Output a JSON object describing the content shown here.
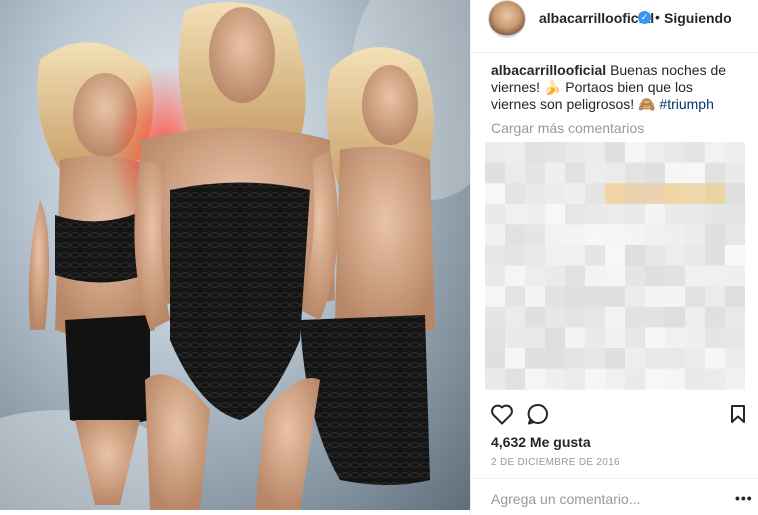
{
  "post": {
    "username": "albacarrillooficial",
    "verified_badge": "✓",
    "separator": "•",
    "follow_status": "Siguiendo",
    "caption_user": "albacarrillooficial",
    "caption_text": "Buenas noches de viernes! 🍌 Portaos bien que los viernes son peligrosos! 🙈",
    "caption_hashtag": "#triumph",
    "load_more": "Cargar más comentarios",
    "likes": "4,632 Me gusta",
    "date": "2 DE DICIEMBRE DE 2016",
    "comment_placeholder": "Agrega un comentario...",
    "options": "•••"
  },
  "icons": {
    "like": "heart-icon",
    "comment": "comment-icon",
    "save": "bookmark-icon"
  },
  "colors": {
    "link_blue": "#003569",
    "verified_blue": "#3897f0",
    "muted_text": "#999999",
    "primary_text": "#262626"
  }
}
+ + + + +
Do this -> Check each line of the records above for the word "albacarrillooficial", then give the number of lines that have it, with no other words.

Written answer -> 2